_Task to complete_
Reproduce each line of the records below verbatim, without changing anything.

_Supplied records_
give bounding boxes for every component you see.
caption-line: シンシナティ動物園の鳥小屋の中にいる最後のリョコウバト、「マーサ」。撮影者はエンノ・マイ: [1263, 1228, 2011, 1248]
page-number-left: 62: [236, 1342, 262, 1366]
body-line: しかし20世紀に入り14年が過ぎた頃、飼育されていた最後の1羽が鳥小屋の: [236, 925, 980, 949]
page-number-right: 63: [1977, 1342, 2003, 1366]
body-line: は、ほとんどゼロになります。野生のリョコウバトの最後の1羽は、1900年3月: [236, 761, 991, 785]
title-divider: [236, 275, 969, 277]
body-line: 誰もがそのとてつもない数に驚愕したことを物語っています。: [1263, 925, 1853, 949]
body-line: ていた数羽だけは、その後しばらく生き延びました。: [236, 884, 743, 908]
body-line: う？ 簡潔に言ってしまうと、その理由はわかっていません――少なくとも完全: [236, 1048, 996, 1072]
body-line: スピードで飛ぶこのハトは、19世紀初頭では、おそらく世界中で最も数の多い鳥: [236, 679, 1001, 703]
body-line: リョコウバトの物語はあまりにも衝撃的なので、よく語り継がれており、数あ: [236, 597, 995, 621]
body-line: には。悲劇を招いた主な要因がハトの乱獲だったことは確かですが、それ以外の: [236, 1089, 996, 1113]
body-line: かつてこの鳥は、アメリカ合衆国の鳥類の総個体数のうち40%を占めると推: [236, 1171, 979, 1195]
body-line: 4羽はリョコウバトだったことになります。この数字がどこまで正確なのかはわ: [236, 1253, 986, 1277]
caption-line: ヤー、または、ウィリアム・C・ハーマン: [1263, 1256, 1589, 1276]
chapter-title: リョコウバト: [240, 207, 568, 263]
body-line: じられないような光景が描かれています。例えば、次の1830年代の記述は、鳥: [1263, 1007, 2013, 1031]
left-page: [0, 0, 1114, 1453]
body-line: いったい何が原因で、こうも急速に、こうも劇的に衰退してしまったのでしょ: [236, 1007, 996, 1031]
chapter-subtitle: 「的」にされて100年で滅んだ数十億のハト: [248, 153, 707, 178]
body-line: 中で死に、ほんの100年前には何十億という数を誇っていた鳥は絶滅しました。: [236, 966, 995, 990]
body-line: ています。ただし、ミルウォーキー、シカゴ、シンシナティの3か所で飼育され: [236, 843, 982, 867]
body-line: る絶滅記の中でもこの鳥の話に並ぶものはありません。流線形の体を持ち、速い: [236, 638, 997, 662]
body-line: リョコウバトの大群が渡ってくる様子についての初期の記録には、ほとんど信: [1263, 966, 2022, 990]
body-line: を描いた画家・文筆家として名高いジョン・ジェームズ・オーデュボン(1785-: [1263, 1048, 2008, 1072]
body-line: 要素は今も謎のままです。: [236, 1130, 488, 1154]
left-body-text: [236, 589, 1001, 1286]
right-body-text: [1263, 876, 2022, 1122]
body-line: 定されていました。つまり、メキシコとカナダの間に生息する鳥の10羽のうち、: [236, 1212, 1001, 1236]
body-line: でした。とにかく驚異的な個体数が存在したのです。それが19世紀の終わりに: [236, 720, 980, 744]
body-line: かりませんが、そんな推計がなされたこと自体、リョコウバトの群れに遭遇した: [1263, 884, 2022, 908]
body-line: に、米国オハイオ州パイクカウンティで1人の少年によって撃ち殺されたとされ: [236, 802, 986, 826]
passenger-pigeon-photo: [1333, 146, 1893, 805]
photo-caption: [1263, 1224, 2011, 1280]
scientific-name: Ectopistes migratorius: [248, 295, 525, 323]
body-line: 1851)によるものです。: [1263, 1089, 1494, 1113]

_Solved exercise_
give bounding boxes for every component you see.
caption-line: シンシナティ動物園の鳥小屋の中にいる最後のリョコウバト、「マーサ」。撮影者はエンノ・マイ: [1263, 1228, 2011, 1248]
page-number-left: 62: [236, 1342, 262, 1366]
body-line: しかし20世紀に入り14年が過ぎた頃、飼育されていた最後の1羽が鳥小屋の: [236, 925, 980, 949]
page-number-right: 63: [1977, 1342, 2003, 1366]
body-line: は、ほとんどゼロになります。野生のリョコウバトの最後の1羽は、1900年3月: [236, 761, 991, 785]
title-divider: [236, 275, 969, 277]
body-line: 誰もがそのとてつもない数に驚愕したことを物語っています。: [1263, 925, 1853, 949]
body-line: ていた数羽だけは、その後しばらく生き延びました。: [236, 884, 743, 908]
body-line: う？ 簡潔に言ってしまうと、その理由はわかっていません――少なくとも完全: [236, 1048, 996, 1072]
body-line: スピードで飛ぶこのハトは、19世紀初頭では、おそらく世界中で最も数の多い鳥: [236, 679, 1001, 703]
body-line: リョコウバトの物語はあまりにも衝撃的なので、よく語り継がれており、数あ: [236, 597, 995, 621]
body-line: には。悲劇を招いた主な要因がハトの乱獲だったことは確かですが、それ以外の: [236, 1089, 996, 1113]
body-line: かつてこの鳥は、アメリカ合衆国の鳥類の総個体数のうち40%を占めると推: [236, 1171, 979, 1195]
body-line: 4羽はリョコウバトだったことになります。この数字がどこまで正確なのかはわ: [236, 1253, 986, 1277]
caption-line: ヤー、または、ウィリアム・C・ハーマン: [1263, 1256, 1589, 1276]
chapter-title: リョコウバト: [240, 207, 568, 263]
body-line: じられないような光景が描かれています。例えば、次の1830年代の記述は、鳥: [1263, 1007, 2013, 1031]
left-page: [0, 0, 1114, 1453]
body-line: いったい何が原因で、こうも急速に、こうも劇的に衰退してしまったのでしょ: [236, 1007, 996, 1031]
chapter-subtitle: 「的」にされて100年で滅んだ数十億のハト: [248, 153, 707, 178]
body-line: 中で死に、ほんの100年前には何十億という数を誇っていた鳥は絶滅しました。: [236, 966, 995, 990]
body-line: ています。ただし、ミルウォーキー、シカゴ、シンシナティの3か所で飼育され: [236, 843, 982, 867]
body-line: る絶滅記の中でもこの鳥の話に並ぶものはありません。流線形の体を持ち、速い: [236, 638, 997, 662]
body-line: リョコウバトの大群が渡ってくる様子についての初期の記録には、ほとんど信: [1263, 966, 2022, 990]
body-line: を描いた画家・文筆家として名高いジョン・ジェームズ・オーデュボン(1785-: [1263, 1048, 2008, 1072]
body-line: 要素は今も謎のままです。: [236, 1130, 488, 1154]
left-body-text: [236, 589, 1001, 1286]
right-body-text: [1263, 876, 2022, 1122]
body-line: 定されていました。つまり、メキシコとカナダの間に生息する鳥の10羽のうち、: [236, 1212, 1001, 1236]
body-line: でした。とにかく驚異的な個体数が存在したのです。それが19世紀の終わりに: [236, 720, 980, 744]
body-line: かりませんが、そんな推計がなされたこと自体、リョコウバトの群れに遭遇した: [1263, 884, 2022, 908]
body-line: に、米国オハイオ州パイクカウンティで1人の少年によって撃ち殺されたとされ: [236, 802, 986, 826]
passenger-pigeon-photo: [1333, 146, 1893, 805]
photo-caption: [1263, 1224, 2011, 1280]
scientific-name: Ectopistes migratorius: [248, 295, 525, 323]
body-line: 1851)によるものです。: [1263, 1089, 1494, 1113]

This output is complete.